» **Problem**:
Copy out each of the following lines exactly as it appears, without changing anything.

** START OF Data to process **

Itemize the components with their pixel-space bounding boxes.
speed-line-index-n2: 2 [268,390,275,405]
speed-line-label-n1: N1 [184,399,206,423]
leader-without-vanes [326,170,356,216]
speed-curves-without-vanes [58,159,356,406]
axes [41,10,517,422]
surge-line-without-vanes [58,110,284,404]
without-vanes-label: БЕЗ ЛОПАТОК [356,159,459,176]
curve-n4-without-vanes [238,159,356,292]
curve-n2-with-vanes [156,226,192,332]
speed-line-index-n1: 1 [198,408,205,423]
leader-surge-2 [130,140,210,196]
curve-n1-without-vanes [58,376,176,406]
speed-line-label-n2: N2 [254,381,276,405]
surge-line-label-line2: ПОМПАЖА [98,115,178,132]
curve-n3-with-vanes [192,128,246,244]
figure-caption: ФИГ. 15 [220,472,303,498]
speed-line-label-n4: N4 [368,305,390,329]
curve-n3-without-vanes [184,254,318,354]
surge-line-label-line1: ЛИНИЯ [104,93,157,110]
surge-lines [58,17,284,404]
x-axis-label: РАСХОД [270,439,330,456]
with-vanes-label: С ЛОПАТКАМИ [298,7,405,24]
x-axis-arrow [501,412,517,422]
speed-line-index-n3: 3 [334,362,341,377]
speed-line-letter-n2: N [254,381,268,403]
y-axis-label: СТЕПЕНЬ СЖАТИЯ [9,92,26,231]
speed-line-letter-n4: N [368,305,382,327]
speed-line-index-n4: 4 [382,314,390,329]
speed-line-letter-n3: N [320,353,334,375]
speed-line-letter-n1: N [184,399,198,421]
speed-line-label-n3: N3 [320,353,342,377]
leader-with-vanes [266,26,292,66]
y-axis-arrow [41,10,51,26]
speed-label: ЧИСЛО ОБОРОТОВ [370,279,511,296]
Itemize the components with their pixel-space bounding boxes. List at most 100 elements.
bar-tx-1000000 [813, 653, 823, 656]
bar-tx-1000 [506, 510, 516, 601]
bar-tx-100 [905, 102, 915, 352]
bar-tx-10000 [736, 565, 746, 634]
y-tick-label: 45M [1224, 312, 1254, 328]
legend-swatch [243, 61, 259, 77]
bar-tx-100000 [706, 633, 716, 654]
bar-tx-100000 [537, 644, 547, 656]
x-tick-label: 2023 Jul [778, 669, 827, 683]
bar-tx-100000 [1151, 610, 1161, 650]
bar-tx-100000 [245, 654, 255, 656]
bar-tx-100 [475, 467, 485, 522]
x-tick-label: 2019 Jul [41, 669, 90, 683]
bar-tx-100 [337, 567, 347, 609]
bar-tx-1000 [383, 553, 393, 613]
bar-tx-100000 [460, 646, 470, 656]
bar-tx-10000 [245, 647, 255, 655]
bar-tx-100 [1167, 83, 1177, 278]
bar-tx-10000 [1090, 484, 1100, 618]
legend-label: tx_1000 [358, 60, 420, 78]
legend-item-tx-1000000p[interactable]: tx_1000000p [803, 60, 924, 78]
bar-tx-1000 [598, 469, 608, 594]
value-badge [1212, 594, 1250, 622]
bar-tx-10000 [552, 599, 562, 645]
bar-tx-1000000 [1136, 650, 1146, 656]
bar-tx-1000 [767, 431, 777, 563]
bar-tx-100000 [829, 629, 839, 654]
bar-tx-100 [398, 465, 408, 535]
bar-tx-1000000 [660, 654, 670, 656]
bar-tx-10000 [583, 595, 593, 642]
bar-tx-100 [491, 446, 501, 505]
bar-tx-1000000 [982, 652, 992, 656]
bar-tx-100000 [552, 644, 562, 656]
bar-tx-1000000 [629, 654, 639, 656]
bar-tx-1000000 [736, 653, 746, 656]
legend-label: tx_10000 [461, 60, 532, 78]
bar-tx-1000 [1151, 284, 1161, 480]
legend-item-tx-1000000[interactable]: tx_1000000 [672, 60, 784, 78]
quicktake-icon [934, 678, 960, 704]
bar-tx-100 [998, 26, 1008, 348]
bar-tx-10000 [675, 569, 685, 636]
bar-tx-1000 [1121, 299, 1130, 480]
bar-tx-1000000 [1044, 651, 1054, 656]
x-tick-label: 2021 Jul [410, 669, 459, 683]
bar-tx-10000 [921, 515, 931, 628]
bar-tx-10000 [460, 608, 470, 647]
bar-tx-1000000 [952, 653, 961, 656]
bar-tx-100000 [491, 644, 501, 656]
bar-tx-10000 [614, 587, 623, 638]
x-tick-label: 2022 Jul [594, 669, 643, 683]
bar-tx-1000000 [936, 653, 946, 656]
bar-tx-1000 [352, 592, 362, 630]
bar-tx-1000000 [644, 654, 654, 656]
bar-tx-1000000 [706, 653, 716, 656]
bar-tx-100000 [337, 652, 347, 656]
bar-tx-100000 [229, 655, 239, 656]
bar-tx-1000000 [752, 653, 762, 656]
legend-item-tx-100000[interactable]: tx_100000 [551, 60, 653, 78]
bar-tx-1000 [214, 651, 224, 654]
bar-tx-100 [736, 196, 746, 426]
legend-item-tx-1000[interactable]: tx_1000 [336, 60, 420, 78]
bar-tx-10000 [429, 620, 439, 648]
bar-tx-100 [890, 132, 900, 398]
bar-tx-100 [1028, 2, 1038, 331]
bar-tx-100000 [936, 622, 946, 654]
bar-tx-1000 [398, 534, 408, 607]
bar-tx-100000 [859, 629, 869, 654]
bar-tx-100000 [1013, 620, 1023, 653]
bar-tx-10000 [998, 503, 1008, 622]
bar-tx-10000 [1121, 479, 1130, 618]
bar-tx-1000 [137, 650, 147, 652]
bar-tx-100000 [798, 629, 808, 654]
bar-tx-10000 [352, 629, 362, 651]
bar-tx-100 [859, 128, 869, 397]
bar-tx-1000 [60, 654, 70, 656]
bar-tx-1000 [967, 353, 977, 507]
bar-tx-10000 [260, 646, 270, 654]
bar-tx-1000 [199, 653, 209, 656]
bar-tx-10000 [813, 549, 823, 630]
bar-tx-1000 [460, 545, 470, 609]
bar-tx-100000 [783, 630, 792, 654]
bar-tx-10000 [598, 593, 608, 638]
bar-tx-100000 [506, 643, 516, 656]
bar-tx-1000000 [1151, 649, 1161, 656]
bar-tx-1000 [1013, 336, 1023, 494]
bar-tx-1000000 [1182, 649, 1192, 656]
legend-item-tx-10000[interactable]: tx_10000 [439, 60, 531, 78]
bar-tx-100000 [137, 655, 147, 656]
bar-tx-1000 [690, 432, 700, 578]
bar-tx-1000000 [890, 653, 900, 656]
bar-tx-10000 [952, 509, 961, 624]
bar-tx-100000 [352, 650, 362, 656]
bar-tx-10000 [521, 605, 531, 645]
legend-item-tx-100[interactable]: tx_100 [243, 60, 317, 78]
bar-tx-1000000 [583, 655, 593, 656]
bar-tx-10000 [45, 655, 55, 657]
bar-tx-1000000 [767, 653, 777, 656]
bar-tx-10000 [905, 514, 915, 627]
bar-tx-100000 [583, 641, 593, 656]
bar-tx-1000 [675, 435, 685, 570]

** END OF Data to process **

» **Correct output**:
Itemize the components with their pixel-space bounding boxes.
speed-line-index-n2: 2 [268,390,275,405]
speed-line-label-n1: N1 [184,399,206,423]
leader-without-vanes [326,170,356,216]
speed-curves-without-vanes [58,159,356,406]
axes [41,10,517,422]
surge-line-without-vanes [58,110,284,404]
without-vanes-label: БЕЗ ЛОПАТОК [356,159,459,176]
curve-n4-without-vanes [238,159,356,292]
curve-n2-with-vanes [156,226,192,332]
speed-line-index-n1: 1 [198,408,205,423]
leader-surge-2 [130,140,210,196]
curve-n1-without-vanes [58,376,176,406]
speed-line-label-n2: N2 [254,381,276,405]
surge-line-label-line2: ПОМПАЖА [98,115,178,132]
curve-n3-with-vanes [192,128,246,244]
figure-caption: ФИГ. 15 [220,472,303,498]
speed-line-label-n4: N4 [368,305,390,329]
curve-n3-without-vanes [184,254,318,354]
surge-line-label-line1: ЛИНИЯ [104,93,157,110]
surge-lines [58,17,284,404]
x-axis-label: РАСХОД [270,439,330,456]
with-vanes-label: С ЛОПАТКАМИ [298,7,405,24]
x-axis-arrow [501,412,517,422]
speed-line-index-n3: 3 [334,362,341,377]
speed-line-letter-n2: N [254,381,268,403]
y-axis-label: СТЕПЕНЬ СЖАТИЯ [9,92,26,231]
speed-line-letter-n4: N [368,305,382,327]
speed-line-index-n4: 4 [382,314,390,329]
speed-line-letter-n3: N [320,353,334,375]
speed-line-letter-n1: N [184,399,198,421]
speed-line-label-n3: N3 [320,353,342,377]
leader-with-vanes [266,26,292,66]
y-axis-arrow [41,10,51,26]
speed-label: ЧИСЛО ОБОРОТОВ [370,279,511,296]
Itemize the components with their pixel-space bounding boxes. List at most 100 elements.
bar-tx-1000000 [813, 653, 823, 656]
bar-tx-1000 [506, 510, 516, 601]
bar-tx-100 [905, 102, 915, 352]
bar-tx-10000 [736, 565, 746, 634]
y-tick-label: 45M [1224, 312, 1254, 328]
legend-swatch [243, 61, 259, 77]
bar-tx-100000 [706, 633, 716, 654]
bar-tx-100000 [537, 644, 547, 656]
x-tick-label: 2023 Jul [778, 669, 827, 683]
bar-tx-100000 [1151, 610, 1161, 650]
bar-tx-100000 [245, 654, 255, 656]
bar-tx-100 [475, 467, 485, 522]
x-tick-label: 2019 Jul [41, 669, 90, 683]
bar-tx-100 [337, 567, 347, 609]
bar-tx-1000 [383, 553, 393, 613]
bar-tx-100000 [460, 646, 470, 656]
bar-tx-10000 [245, 647, 255, 655]
bar-tx-100 [1167, 83, 1177, 278]
bar-tx-10000 [1090, 484, 1100, 618]
legend-label: tx_1000 [358, 60, 420, 78]
legend-item-tx-1000000p[interactable]: tx_1000000p [803, 60, 924, 78]
bar-tx-1000 [598, 469, 608, 594]
value-badge [1212, 594, 1250, 622]
bar-tx-10000 [552, 599, 562, 645]
bar-tx-1000000 [1136, 650, 1146, 656]
bar-tx-1000 [767, 431, 777, 563]
bar-tx-100000 [829, 629, 839, 654]
bar-tx-100 [398, 465, 408, 535]
bar-tx-1000000 [660, 654, 670, 656]
bar-tx-10000 [583, 595, 593, 642]
bar-tx-100 [491, 446, 501, 505]
bar-tx-1000000 [982, 652, 992, 656]
bar-tx-100000 [552, 644, 562, 656]
bar-tx-1000000 [629, 654, 639, 656]
bar-tx-1000000 [736, 653, 746, 656]
legend-label: tx_10000 [461, 60, 532, 78]
bar-tx-1000 [1151, 284, 1161, 480]
legend-item-tx-1000000[interactable]: tx_1000000 [672, 60, 784, 78]
quicktake-icon [934, 678, 960, 704]
bar-tx-100 [998, 26, 1008, 348]
bar-tx-10000 [675, 569, 685, 636]
bar-tx-1000 [1121, 299, 1130, 480]
bar-tx-1000000 [1044, 651, 1054, 656]
x-tick-label: 2021 Jul [410, 669, 459, 683]
bar-tx-10000 [921, 515, 931, 628]
bar-tx-10000 [460, 608, 470, 647]
bar-tx-1000000 [952, 653, 961, 656]
bar-tx-100000 [491, 644, 501, 656]
bar-tx-10000 [614, 587, 623, 638]
x-tick-label: 2022 Jul [594, 669, 643, 683]
bar-tx-1000000 [936, 653, 946, 656]
bar-tx-1000 [352, 592, 362, 630]
bar-tx-1000000 [644, 654, 654, 656]
bar-tx-1000000 [706, 653, 716, 656]
bar-tx-100000 [337, 652, 347, 656]
bar-tx-100000 [229, 655, 239, 656]
bar-tx-1000000 [752, 653, 762, 656]
legend-item-tx-100000[interactable]: tx_100000 [551, 60, 653, 78]
bar-tx-1000 [214, 651, 224, 654]
bar-tx-100 [736, 196, 746, 426]
legend-item-tx-1000[interactable]: tx_1000 [336, 60, 420, 78]
bar-tx-10000 [429, 620, 439, 648]
bar-tx-100 [890, 132, 900, 398]
bar-tx-100 [1028, 2, 1038, 331]
bar-tx-100000 [936, 622, 946, 654]
bar-tx-1000 [398, 534, 408, 607]
bar-tx-100000 [859, 629, 869, 654]
bar-tx-100000 [1013, 620, 1023, 653]
bar-tx-10000 [998, 503, 1008, 622]
bar-tx-10000 [1121, 479, 1130, 618]
bar-tx-1000 [137, 650, 147, 652]
bar-tx-100000 [798, 629, 808, 654]
bar-tx-10000 [352, 629, 362, 651]
bar-tx-100 [859, 128, 869, 397]
bar-tx-1000 [60, 654, 70, 656]
bar-tx-1000 [967, 353, 977, 507]
bar-tx-10000 [260, 646, 270, 654]
bar-tx-1000 [199, 653, 209, 656]
bar-tx-10000 [813, 549, 823, 630]
bar-tx-1000 [460, 545, 470, 609]
bar-tx-100000 [783, 630, 792, 654]
bar-tx-10000 [598, 593, 608, 638]
bar-tx-100000 [506, 643, 516, 656]
bar-tx-1000000 [1151, 649, 1161, 656]
bar-tx-1000 [1013, 336, 1023, 494]
bar-tx-1000000 [1182, 649, 1192, 656]
legend-item-tx-10000[interactable]: tx_10000 [439, 60, 531, 78]
bar-tx-100000 [137, 655, 147, 656]
bar-tx-1000 [690, 432, 700, 578]
bar-tx-1000000 [890, 653, 900, 656]
bar-tx-10000 [952, 509, 961, 624]
bar-tx-100000 [352, 650, 362, 656]
bar-tx-10000 [521, 605, 531, 645]
legend-item-tx-100[interactable]: tx_100 [243, 60, 317, 78]
bar-tx-1000000 [583, 655, 593, 656]
bar-tx-10000 [45, 655, 55, 657]
bar-tx-1000000 [767, 653, 777, 656]
bar-tx-10000 [905, 514, 915, 627]
bar-tx-100000 [583, 641, 593, 656]
bar-tx-1000 [675, 435, 685, 570]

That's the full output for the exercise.